**Exercise brief**
Please return, unchanged, the part of the data that opens at its first line and closes with the line containing "avatar-monogram: M [90, 210, 149, 283]", including both of those lines.

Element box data
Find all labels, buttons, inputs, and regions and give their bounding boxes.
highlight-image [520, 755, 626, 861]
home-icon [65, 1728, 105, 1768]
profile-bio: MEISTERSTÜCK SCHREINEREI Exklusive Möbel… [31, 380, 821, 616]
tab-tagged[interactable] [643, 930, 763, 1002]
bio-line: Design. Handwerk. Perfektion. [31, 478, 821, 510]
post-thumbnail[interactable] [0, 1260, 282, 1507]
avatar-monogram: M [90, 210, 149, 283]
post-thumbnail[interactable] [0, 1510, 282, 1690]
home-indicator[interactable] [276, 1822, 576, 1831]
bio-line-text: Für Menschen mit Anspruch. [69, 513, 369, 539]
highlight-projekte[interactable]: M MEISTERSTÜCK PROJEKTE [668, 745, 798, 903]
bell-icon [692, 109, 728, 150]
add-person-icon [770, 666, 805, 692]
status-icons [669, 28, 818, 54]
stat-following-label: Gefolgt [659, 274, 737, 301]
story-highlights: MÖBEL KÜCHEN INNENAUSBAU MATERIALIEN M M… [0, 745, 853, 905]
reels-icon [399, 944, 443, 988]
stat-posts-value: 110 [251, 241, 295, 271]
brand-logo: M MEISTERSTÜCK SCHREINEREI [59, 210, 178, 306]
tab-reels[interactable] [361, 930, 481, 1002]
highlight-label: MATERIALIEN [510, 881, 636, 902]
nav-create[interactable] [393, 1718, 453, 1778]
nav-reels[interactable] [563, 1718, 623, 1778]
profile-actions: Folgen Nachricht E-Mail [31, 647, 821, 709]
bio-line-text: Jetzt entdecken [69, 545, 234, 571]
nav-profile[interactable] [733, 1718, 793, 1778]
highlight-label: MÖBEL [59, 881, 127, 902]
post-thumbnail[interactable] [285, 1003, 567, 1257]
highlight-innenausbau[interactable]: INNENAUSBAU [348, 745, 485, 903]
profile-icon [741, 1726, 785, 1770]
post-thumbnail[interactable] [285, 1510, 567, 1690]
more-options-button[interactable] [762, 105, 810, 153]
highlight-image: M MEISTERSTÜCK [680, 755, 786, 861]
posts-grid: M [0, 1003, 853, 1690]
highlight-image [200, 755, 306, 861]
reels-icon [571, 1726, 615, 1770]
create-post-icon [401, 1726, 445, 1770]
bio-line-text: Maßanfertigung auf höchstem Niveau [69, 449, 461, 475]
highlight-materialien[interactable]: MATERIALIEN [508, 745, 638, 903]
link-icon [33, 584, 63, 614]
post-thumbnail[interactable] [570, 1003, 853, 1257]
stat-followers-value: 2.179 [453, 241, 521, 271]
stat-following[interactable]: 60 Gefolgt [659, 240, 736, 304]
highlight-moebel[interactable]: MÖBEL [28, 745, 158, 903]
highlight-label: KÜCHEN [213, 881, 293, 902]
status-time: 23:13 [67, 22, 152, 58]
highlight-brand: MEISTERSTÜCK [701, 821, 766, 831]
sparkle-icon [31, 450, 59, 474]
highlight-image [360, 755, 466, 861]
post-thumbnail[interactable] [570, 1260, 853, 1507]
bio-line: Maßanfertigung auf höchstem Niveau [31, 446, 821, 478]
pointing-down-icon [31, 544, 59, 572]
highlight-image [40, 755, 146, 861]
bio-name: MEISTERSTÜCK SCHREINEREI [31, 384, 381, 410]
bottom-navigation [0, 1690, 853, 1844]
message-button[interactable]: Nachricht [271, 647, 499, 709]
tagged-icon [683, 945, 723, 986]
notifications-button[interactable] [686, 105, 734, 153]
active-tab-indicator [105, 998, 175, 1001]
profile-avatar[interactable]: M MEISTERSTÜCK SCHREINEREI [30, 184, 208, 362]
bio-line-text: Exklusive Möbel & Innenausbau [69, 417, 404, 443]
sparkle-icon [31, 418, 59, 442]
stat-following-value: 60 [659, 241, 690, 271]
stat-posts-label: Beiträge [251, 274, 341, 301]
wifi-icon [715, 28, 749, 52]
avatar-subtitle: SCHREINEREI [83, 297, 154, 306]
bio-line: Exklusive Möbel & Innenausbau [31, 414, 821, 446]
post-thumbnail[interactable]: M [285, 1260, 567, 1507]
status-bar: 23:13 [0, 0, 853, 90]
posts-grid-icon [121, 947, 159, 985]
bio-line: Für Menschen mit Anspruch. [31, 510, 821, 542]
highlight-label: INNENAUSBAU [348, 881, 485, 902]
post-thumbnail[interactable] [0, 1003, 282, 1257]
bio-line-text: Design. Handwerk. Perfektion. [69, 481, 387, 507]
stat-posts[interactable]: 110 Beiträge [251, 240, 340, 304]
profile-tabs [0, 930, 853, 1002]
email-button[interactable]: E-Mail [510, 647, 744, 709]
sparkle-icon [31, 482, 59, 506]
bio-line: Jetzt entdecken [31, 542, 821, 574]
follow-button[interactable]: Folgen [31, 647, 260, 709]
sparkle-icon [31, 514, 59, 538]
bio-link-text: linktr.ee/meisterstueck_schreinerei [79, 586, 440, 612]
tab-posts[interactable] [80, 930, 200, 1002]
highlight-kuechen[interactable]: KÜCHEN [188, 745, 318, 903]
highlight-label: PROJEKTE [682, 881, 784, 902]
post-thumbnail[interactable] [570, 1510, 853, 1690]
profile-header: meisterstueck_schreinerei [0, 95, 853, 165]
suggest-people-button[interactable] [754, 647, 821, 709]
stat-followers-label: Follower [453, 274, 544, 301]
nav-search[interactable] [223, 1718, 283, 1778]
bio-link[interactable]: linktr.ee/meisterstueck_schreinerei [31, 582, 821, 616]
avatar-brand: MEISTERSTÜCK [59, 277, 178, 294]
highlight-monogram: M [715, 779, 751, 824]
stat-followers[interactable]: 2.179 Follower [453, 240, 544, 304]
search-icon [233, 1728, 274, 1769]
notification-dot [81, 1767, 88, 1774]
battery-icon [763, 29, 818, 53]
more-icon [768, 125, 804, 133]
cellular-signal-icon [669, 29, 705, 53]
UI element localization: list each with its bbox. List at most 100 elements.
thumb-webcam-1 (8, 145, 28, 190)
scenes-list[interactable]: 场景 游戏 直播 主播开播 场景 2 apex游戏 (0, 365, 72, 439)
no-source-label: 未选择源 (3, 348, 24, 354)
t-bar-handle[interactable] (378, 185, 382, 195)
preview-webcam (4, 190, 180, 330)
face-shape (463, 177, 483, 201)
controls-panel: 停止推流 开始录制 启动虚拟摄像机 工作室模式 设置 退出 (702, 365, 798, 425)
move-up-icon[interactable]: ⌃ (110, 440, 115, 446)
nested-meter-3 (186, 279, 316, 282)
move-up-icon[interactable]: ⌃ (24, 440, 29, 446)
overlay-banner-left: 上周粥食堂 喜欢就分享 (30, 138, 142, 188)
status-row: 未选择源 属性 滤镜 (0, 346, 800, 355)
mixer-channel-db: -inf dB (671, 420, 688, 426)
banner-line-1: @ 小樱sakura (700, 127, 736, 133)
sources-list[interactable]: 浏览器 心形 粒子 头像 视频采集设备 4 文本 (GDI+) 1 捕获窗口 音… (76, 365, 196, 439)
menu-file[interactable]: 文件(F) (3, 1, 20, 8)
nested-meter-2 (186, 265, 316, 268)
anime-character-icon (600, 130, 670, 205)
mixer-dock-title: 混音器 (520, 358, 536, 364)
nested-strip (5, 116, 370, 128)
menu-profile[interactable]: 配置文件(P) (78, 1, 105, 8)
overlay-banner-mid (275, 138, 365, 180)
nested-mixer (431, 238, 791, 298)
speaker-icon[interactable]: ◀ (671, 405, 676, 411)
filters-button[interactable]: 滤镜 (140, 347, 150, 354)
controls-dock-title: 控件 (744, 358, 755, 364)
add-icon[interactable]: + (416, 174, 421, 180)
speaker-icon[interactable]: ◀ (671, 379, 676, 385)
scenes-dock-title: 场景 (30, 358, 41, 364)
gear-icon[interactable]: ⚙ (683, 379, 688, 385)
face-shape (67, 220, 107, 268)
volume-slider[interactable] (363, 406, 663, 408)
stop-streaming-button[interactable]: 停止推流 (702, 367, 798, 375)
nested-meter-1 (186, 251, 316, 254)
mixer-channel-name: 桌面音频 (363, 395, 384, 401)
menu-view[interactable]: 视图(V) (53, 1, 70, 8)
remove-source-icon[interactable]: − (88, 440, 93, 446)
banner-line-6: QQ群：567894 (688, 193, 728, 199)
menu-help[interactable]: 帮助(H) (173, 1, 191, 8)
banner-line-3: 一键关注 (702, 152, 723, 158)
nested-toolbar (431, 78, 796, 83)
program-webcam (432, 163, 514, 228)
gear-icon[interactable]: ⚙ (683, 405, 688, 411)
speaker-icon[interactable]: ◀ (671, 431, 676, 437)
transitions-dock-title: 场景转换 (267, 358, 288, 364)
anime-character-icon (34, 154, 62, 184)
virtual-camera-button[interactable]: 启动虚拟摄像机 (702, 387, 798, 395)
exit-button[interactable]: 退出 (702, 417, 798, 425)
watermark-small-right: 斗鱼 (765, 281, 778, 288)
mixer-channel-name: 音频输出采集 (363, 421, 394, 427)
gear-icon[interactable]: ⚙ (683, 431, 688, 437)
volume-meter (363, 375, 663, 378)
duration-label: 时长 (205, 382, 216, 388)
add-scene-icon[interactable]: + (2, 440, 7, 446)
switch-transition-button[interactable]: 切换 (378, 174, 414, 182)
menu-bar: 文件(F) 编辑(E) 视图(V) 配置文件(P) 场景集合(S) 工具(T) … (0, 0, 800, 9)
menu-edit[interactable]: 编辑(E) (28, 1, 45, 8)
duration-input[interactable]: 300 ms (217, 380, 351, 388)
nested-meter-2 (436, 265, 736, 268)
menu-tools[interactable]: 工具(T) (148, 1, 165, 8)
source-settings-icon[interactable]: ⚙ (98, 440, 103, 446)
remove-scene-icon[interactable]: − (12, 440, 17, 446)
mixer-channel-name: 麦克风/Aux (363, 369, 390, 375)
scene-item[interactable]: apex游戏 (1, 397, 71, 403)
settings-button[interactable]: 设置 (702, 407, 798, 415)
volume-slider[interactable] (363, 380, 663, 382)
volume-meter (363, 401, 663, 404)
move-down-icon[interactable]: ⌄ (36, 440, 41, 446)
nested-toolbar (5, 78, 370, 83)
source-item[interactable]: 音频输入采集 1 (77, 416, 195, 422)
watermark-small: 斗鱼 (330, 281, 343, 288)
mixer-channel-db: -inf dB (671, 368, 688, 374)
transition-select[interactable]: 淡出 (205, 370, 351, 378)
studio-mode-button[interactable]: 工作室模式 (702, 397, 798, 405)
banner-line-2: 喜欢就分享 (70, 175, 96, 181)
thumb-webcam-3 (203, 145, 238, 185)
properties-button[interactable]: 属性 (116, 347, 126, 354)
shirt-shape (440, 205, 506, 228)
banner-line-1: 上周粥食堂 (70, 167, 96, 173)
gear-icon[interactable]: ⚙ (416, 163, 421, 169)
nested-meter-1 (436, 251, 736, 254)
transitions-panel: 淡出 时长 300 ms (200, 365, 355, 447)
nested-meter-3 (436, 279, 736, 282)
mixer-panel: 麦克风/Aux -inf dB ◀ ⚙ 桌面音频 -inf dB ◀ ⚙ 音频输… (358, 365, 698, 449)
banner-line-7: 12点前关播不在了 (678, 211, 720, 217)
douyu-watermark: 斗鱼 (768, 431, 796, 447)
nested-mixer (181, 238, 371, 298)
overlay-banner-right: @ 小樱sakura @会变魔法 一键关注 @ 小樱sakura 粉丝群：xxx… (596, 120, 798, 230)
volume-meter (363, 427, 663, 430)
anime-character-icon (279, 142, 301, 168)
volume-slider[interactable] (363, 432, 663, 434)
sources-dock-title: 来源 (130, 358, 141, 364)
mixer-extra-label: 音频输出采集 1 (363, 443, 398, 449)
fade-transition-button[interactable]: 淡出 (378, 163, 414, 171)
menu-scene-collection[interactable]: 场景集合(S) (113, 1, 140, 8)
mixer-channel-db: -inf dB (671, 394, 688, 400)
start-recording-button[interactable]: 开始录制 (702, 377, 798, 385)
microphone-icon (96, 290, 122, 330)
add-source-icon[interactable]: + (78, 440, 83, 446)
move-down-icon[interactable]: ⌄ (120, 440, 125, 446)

**Reply to the exercise**
Find all labels, buttons, inputs, and regions and give their bounding boxes.
highlight-image [520, 755, 626, 861]
home-icon [65, 1728, 105, 1768]
profile-bio: MEISTERSTÜCK SCHREINEREI Exklusive Möbel… [31, 380, 821, 616]
tab-tagged[interactable] [643, 930, 763, 1002]
bio-line: Design. Handwerk. Perfektion. [31, 478, 821, 510]
post-thumbnail[interactable] [0, 1260, 282, 1507]
avatar-monogram: M [90, 210, 149, 283]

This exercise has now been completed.